* start RECORD LIST *
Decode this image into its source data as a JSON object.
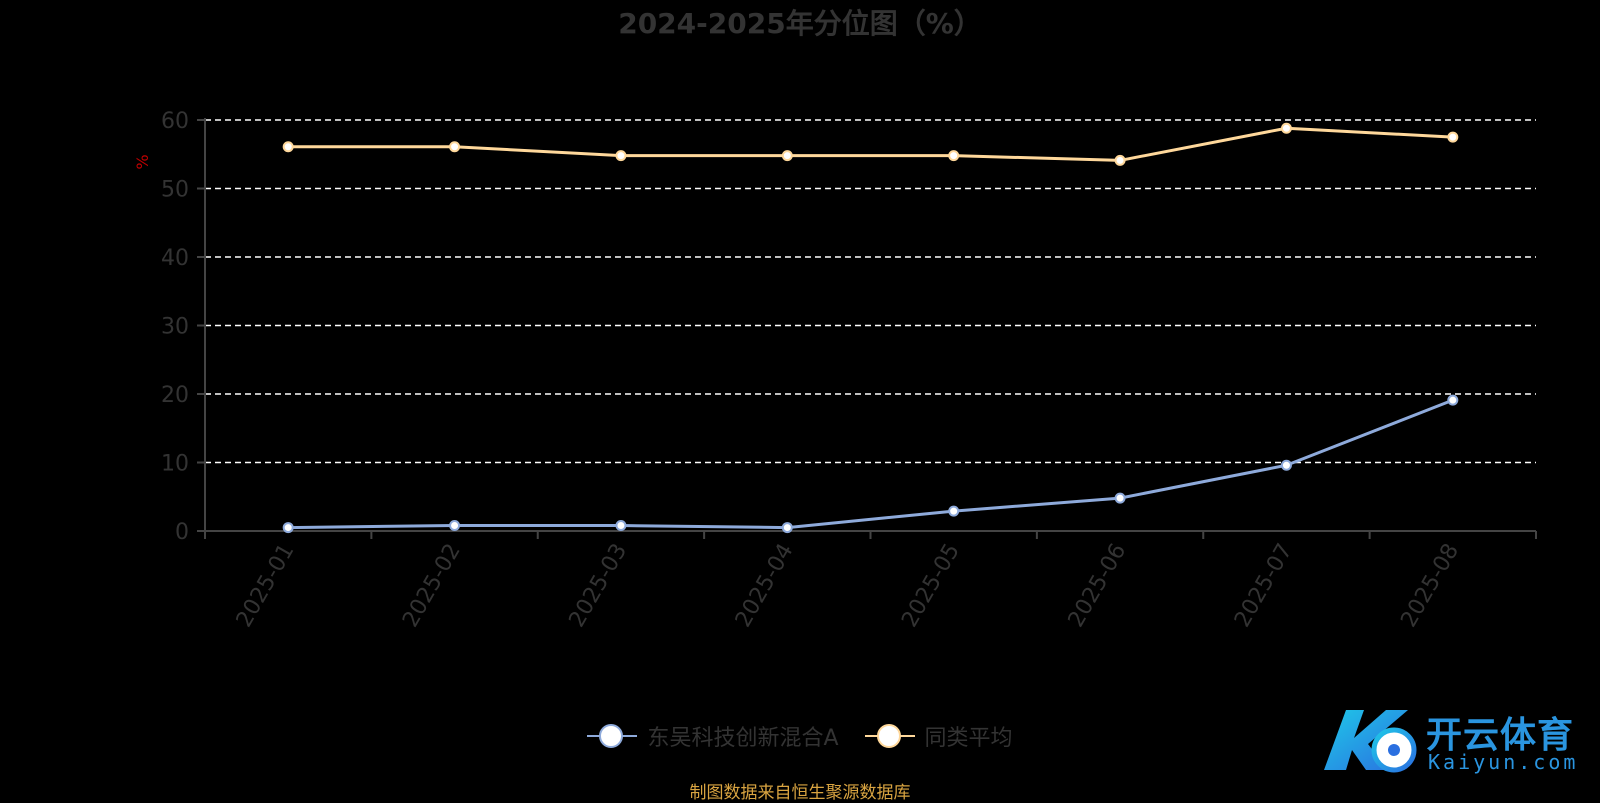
{
  "chart_data": {
    "type": "line",
    "title": "2024-2025年分位图（%）",
    "ylabel": "%",
    "xlabel": "",
    "categories": [
      "2025-01",
      "2025-02",
      "2025-03",
      "2025-04",
      "2025-05",
      "2025-06",
      "2025-07",
      "2025-08"
    ],
    "ylim": [
      0,
      60
    ],
    "yticks": [
      0,
      10,
      20,
      30,
      40,
      50,
      60
    ],
    "grid": true,
    "legend_position": "bottom",
    "series": [
      {
        "name": "东吴科技创新混合A",
        "color": "#8eaadb",
        "values": [
          0.5,
          0.8,
          0.8,
          0.5,
          2.9,
          4.8,
          9.6,
          19.1
        ]
      },
      {
        "name": "同类平均",
        "color": "#ffd89b",
        "values": [
          56.1,
          56.1,
          54.8,
          54.8,
          54.8,
          54.1,
          58.8,
          57.5
        ]
      }
    ]
  },
  "source_note": "制图数据来自恒生聚源数据库",
  "watermark": {
    "brand": "开云体育",
    "site": "Kaiyun.com"
  },
  "colors": {
    "grid": "#ffffff",
    "axis": "#444444",
    "tick_label": "#333333",
    "ylabel": "#c00000"
  }
}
* end RECORD LIST *
Each record above is to be restated exactly, with its pictures removed from the copy.

- **OUTPUT FOR THIS TASK**
Decode this image into its source data as a JSON object.
{
  "chart_data": {
    "type": "line",
    "title": "2024-2025年分位图（%）",
    "ylabel": "%",
    "xlabel": "",
    "categories": [
      "2025-01",
      "2025-02",
      "2025-03",
      "2025-04",
      "2025-05",
      "2025-06",
      "2025-07",
      "2025-08"
    ],
    "ylim": [
      0,
      60
    ],
    "yticks": [
      0,
      10,
      20,
      30,
      40,
      50,
      60
    ],
    "grid": true,
    "legend_position": "bottom",
    "series": [
      {
        "name": "东吴科技创新混合A",
        "color": "#8eaadb",
        "values": [
          0.5,
          0.8,
          0.8,
          0.5,
          2.9,
          4.8,
          9.6,
          19.1
        ]
      },
      {
        "name": "同类平均",
        "color": "#ffd89b",
        "values": [
          56.1,
          56.1,
          54.8,
          54.8,
          54.8,
          54.1,
          58.8,
          57.5
        ]
      }
    ]
  },
  "source_note": "制图数据来自恒生聚源数据库",
  "watermark": {
    "brand": "开云体育",
    "site": "Kaiyun.com"
  },
  "colors": {
    "grid": "#ffffff",
    "axis": "#444444",
    "tick_label": "#333333",
    "ylabel": "#c00000"
  }
}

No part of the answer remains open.